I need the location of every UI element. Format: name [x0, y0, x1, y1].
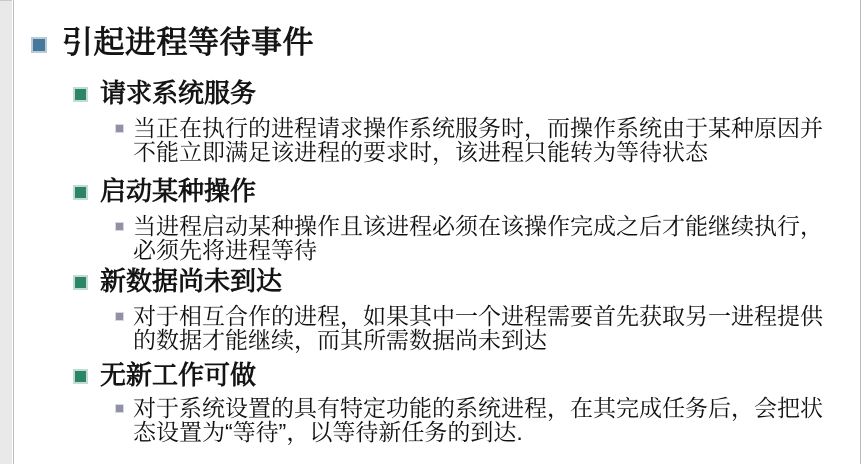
level1-bullet-square-icon	[31, 37, 47, 53]
item-heading-text: 新数据尚未到达	[100, 266, 282, 296]
list-item-body: 对于相互合作的进程，如果其中一个进程需要首先获取另一进程提供 的数据才能继续，而…	[115, 304, 860, 352]
item-body-text: 当进程启动某种操作且该进程必须在该操作完成之后才能继续执行， 必须先将进程等待	[133, 214, 823, 262]
item-heading-text: 启动某种操作	[100, 176, 256, 206]
level2-bullet-square-icon	[73, 275, 88, 290]
level2-bullet-square-icon	[73, 185, 88, 200]
level2-bullet-square-icon	[73, 369, 88, 384]
level3-bullet-square-icon	[115, 222, 124, 231]
item-heading-text: 请求系统服务	[100, 78, 256, 108]
list-item-heading: 启动某种操作	[73, 176, 860, 206]
list-item-heading: 新数据尚未到达	[73, 266, 860, 296]
slide-title: 引起进程等待事件	[62, 24, 314, 62]
slide-title-row: 引起进程等待事件	[31, 24, 860, 62]
item-body-text: 对于系统设置的具有特定功能的系统进程，在其完成任务后，会把状 态设置为“等待”，…	[133, 396, 823, 444]
item-body-text: 当正在执行的进程请求操作系统服务时，而操作系统由于某种原因并 不能立即满足该进程…	[133, 116, 823, 164]
list-item-body: 当正在执行的进程请求操作系统服务时，而操作系统由于某种原因并 不能立即满足该进程…	[115, 116, 860, 164]
item-body-text: 对于相互合作的进程，如果其中一个进程需要首先获取另一进程提供 的数据才能继续，而…	[133, 304, 823, 352]
list-item-heading: 无新工作可做	[73, 360, 860, 390]
slide-canvas: 引起进程等待事件 请求系统服务 当正在执行的进程请求操作系统服务时，而操作系统由…	[13, 0, 861, 464]
list-item-heading: 请求系统服务	[73, 78, 860, 108]
list-item-body: 对于系统设置的具有特定功能的系统进程，在其完成任务后，会把状 态设置为“等待”，…	[115, 396, 860, 444]
item-heading-text: 无新工作可做	[100, 360, 256, 390]
level3-bullet-square-icon	[115, 312, 124, 321]
level3-bullet-square-icon	[115, 124, 124, 133]
left-panel-edge	[0, 0, 12, 464]
level3-bullet-square-icon	[115, 404, 124, 413]
level2-bullet-square-icon	[73, 87, 88, 102]
list-item-body: 当进程启动某种操作且该进程必须在该操作完成之后才能继续执行， 必须先将进程等待	[115, 214, 860, 262]
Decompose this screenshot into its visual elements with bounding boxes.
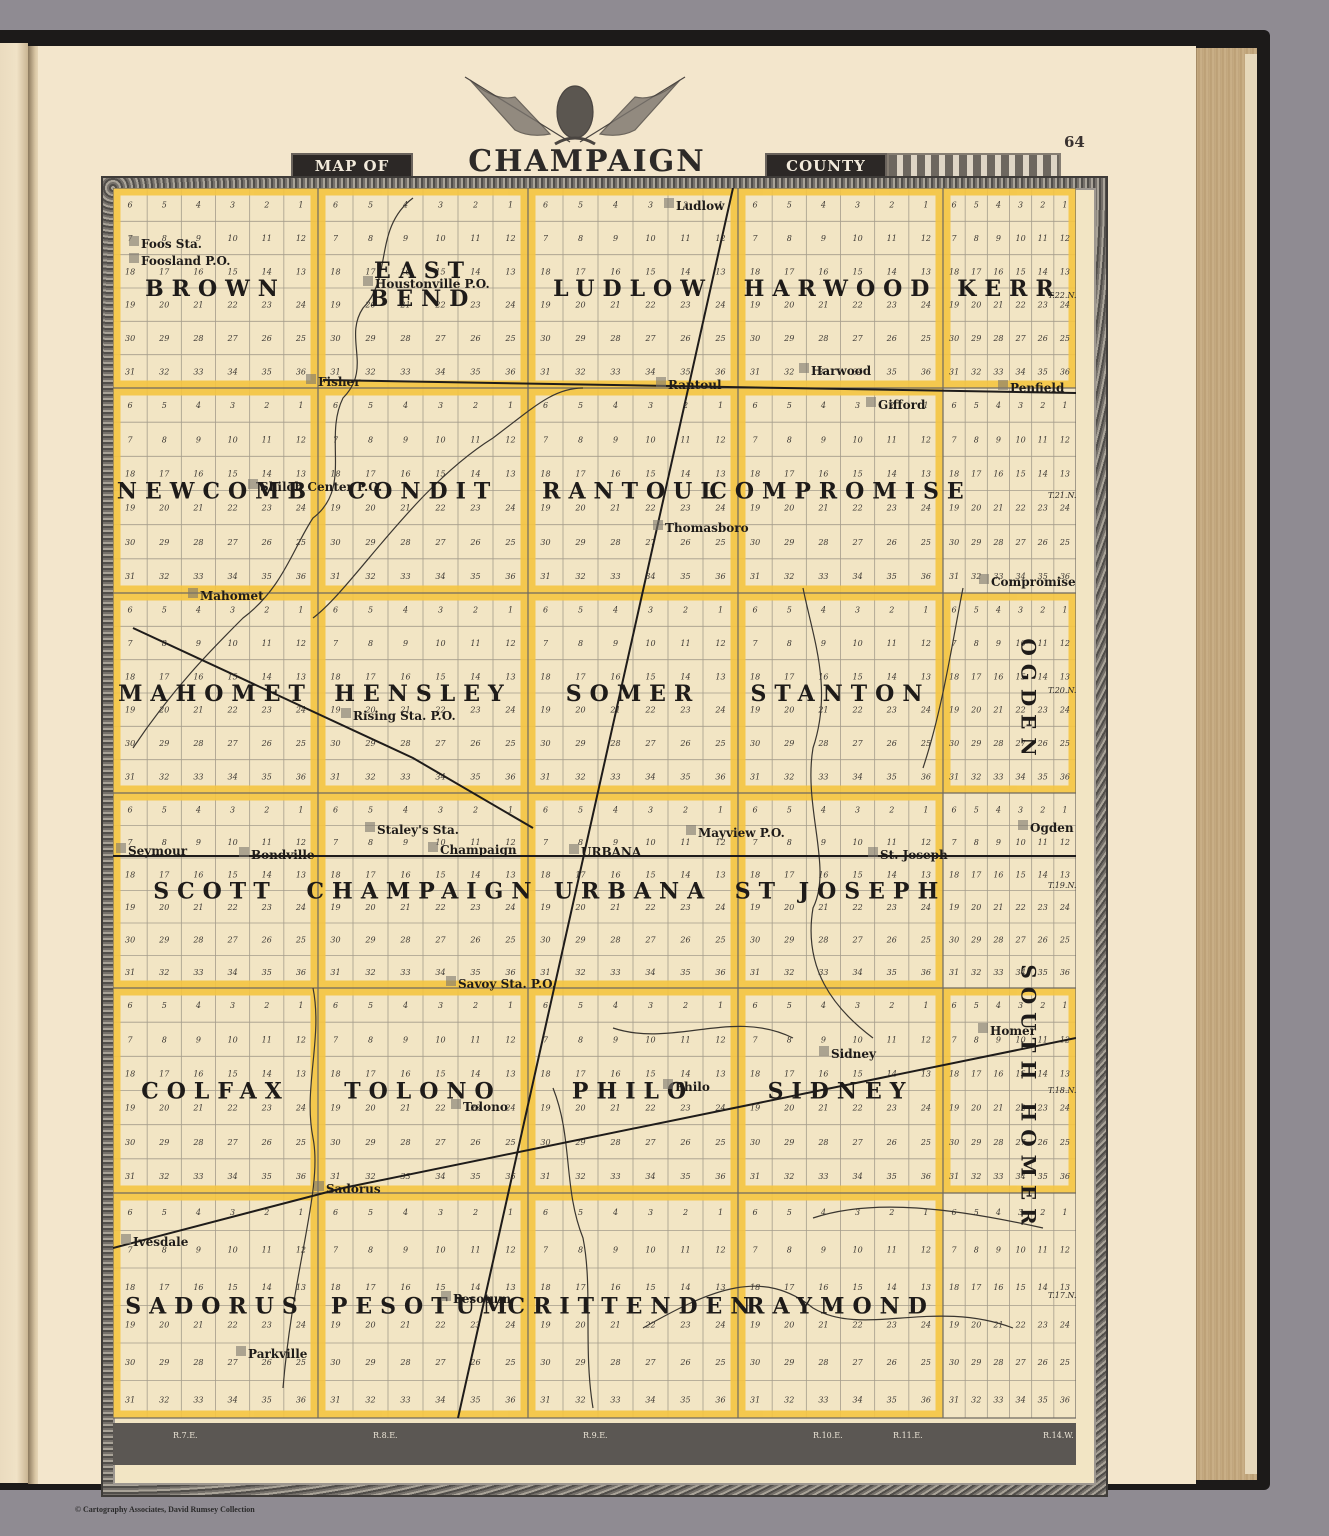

┄┄┄┄┄┄

The problem: Reproduce the lines of the records unchanged, starting at the line containing "37, 47, 53]" and ending at the line containing "116, 823, 164]".

Exercise solution:
level1-bullet-square-icon	[31, 37, 47, 53]
item-heading-text: 新数据尚未到达	[100, 266, 282, 296]
list-item-body: 对于相互合作的进程，如果其中一个进程需要首先获取另一进程提供 的数据才能继续，而…	[115, 304, 860, 352]
item-body-text: 当进程启动某种操作且该进程必须在该操作完成之后才能继续执行， 必须先将进程等待	[133, 214, 823, 262]
item-heading-text: 启动某种操作	[100, 176, 256, 206]
level2-bullet-square-icon	[73, 275, 88, 290]
level2-bullet-square-icon	[73, 185, 88, 200]
level2-bullet-square-icon	[73, 369, 88, 384]
level3-bullet-square-icon	[115, 222, 124, 231]
item-heading-text: 请求系统服务	[100, 78, 256, 108]
list-item-heading: 启动某种操作	[73, 176, 860, 206]
list-item-heading: 新数据尚未到达	[73, 266, 860, 296]
slide-title: 引起进程等待事件	[62, 24, 314, 62]
slide-title-row: 引起进程等待事件	[31, 24, 860, 62]
item-body-text: 对于系统设置的具有特定功能的系统进程，在其完成任务后，会把状 态设置为“等待”，…	[133, 396, 823, 444]
item-body-text: 当正在执行的进程请求操作系统服务时，而操作系统由于某种原因并 不能立即满足该进程…	[133, 116, 823, 164]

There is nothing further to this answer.